EXERCISE DIRECTIONS
The listing below is the input. Say how many of its lines contain "golden", giving the number alone.

THE RECORDS
• • • • • • •
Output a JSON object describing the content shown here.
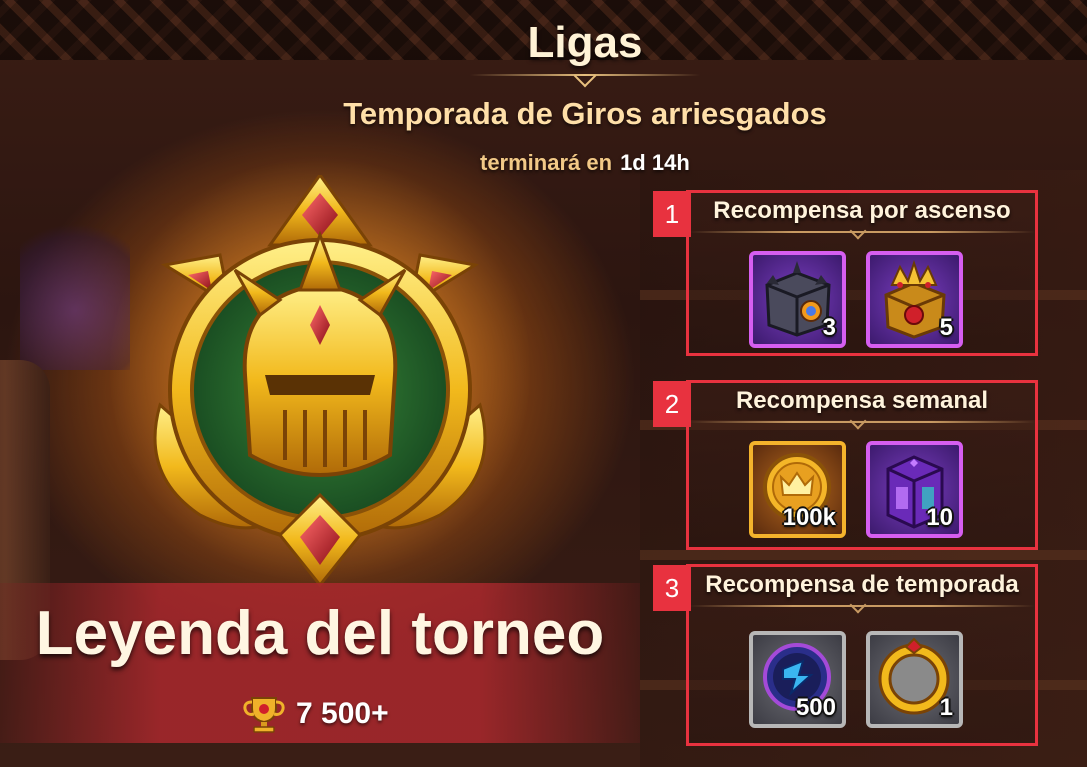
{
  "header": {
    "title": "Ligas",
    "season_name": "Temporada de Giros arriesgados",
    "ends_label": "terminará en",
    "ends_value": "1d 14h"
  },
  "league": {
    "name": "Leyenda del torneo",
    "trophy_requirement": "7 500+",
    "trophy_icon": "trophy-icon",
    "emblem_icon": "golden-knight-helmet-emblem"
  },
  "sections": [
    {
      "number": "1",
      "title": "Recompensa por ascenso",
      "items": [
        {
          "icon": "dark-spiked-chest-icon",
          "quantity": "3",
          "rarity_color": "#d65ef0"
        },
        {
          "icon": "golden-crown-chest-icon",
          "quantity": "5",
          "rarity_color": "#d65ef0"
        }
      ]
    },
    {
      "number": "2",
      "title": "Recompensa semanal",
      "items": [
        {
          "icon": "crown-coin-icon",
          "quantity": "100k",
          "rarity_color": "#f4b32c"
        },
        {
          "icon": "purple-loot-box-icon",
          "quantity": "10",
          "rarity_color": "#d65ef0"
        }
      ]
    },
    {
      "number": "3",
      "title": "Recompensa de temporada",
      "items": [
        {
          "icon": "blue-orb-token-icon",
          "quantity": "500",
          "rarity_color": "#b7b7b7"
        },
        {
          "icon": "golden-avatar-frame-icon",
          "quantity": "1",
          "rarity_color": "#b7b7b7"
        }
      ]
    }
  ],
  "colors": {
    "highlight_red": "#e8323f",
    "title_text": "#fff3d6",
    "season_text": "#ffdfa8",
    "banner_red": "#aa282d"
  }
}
• • • • • • •
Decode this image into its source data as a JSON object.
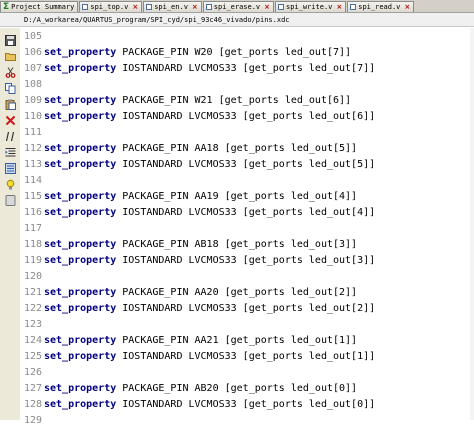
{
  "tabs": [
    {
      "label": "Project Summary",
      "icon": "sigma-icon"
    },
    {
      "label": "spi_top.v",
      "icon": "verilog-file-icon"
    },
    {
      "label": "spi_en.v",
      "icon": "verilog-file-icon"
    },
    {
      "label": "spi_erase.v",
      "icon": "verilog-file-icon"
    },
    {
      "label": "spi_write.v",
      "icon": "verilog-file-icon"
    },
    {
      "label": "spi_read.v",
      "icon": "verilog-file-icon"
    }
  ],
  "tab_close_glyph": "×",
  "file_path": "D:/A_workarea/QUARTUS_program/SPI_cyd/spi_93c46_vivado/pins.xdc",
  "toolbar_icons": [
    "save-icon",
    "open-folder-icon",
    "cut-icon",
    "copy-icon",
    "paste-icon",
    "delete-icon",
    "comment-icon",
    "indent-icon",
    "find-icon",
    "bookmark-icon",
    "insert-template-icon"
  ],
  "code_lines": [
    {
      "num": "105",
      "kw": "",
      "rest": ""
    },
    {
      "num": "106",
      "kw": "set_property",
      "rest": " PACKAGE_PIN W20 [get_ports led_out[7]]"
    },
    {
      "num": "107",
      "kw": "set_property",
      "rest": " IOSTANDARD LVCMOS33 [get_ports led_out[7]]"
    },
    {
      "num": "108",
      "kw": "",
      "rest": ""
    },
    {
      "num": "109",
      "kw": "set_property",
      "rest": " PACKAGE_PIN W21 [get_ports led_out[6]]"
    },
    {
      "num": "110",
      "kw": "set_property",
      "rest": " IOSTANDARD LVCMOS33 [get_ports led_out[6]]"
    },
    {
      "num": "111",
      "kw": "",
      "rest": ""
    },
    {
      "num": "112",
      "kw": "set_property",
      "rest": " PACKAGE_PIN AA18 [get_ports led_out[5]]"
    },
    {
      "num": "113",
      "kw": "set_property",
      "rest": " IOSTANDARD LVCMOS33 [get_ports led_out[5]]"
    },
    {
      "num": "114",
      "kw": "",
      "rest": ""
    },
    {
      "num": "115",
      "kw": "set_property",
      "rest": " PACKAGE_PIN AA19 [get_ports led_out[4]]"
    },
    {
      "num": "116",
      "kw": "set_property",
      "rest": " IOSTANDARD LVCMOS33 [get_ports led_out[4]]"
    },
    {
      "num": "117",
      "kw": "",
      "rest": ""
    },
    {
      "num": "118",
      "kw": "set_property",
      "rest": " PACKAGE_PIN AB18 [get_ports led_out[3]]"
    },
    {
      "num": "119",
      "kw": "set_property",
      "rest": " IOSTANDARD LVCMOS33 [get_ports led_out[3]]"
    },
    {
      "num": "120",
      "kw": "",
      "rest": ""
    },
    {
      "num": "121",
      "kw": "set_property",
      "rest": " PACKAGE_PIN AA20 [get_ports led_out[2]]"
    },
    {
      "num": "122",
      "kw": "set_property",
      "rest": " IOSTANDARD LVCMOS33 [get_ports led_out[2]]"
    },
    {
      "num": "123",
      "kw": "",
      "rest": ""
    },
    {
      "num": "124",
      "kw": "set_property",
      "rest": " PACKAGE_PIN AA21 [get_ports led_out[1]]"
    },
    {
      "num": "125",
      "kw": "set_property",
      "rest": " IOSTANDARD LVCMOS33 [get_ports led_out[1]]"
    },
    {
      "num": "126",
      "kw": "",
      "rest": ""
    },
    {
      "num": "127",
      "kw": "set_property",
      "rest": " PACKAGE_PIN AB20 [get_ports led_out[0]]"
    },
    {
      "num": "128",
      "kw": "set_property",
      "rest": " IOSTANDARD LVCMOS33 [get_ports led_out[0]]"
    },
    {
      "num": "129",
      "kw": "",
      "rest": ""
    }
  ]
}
• • • • • • •
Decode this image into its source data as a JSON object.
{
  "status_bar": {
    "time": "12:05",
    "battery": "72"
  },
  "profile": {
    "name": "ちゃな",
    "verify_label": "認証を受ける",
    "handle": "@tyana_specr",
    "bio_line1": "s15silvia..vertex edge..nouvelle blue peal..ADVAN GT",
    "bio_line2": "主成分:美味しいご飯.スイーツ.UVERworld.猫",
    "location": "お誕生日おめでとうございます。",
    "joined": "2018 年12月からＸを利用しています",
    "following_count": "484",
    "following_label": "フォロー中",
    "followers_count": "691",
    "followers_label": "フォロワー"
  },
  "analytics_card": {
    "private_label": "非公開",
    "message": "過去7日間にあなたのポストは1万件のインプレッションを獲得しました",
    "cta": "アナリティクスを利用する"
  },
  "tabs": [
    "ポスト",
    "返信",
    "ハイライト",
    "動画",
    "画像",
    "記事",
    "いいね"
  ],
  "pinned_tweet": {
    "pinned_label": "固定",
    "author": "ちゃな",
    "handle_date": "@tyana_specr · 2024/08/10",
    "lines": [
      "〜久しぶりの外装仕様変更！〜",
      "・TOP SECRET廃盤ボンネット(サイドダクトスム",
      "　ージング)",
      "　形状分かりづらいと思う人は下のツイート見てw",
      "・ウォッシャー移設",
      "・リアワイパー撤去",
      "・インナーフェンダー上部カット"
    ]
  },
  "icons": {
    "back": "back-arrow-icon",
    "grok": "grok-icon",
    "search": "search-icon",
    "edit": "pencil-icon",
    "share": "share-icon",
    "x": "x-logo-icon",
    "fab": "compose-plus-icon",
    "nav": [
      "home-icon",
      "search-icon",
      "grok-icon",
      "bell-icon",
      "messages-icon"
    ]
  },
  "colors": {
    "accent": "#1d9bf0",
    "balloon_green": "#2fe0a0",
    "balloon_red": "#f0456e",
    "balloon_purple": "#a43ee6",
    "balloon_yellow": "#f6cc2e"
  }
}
• • • • • • •
FINAL RESULT
3